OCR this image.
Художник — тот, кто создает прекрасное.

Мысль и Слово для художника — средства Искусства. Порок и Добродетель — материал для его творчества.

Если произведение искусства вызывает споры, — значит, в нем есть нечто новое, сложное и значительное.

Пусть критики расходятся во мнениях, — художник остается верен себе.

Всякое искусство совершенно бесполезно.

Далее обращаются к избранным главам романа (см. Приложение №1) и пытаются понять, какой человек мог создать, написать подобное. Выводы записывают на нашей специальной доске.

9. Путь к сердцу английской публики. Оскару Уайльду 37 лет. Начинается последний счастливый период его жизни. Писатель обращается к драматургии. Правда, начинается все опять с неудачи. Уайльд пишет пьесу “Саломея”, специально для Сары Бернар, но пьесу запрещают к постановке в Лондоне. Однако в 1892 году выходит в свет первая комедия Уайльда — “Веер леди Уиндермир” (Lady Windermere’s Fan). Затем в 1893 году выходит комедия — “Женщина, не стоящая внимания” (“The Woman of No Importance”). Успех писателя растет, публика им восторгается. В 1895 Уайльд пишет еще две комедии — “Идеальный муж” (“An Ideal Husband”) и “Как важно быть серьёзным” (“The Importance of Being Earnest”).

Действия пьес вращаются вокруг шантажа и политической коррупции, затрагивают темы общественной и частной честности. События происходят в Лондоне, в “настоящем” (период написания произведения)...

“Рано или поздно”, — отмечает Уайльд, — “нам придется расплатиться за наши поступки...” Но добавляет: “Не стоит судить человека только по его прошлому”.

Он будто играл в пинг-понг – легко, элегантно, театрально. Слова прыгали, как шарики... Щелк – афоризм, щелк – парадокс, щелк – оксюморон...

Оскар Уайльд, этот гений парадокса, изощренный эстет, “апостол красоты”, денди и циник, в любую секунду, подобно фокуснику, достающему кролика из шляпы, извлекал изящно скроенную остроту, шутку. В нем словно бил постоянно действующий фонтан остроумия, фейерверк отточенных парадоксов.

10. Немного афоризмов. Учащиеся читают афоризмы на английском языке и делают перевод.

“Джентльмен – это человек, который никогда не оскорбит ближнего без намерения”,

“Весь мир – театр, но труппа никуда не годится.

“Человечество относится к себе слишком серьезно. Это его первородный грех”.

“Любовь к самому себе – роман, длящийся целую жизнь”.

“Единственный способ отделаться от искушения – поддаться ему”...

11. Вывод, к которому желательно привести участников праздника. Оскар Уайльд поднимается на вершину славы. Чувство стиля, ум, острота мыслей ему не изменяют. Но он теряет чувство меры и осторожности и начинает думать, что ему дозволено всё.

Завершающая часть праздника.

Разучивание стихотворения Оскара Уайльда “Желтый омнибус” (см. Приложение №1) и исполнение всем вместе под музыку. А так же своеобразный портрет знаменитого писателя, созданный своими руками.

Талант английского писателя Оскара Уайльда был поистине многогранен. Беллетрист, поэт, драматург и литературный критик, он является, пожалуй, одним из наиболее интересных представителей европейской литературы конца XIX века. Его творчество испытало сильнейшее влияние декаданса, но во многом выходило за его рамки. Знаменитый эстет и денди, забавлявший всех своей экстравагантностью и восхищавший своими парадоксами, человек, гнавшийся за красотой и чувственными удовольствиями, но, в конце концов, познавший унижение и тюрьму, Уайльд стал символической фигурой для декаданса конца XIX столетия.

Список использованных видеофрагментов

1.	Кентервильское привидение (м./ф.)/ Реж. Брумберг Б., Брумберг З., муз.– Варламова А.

------------------------------------------------------------------------

Gather, from the listing above, every line carrying the word "себе".

Пусть критики расходятся во мнениях, — художник остается верен себе.
“Человечество относится к себе слишком серьезно. Это его первородный грех”.
“Любовь к самому себе – роман, длящийся целую жизнь”.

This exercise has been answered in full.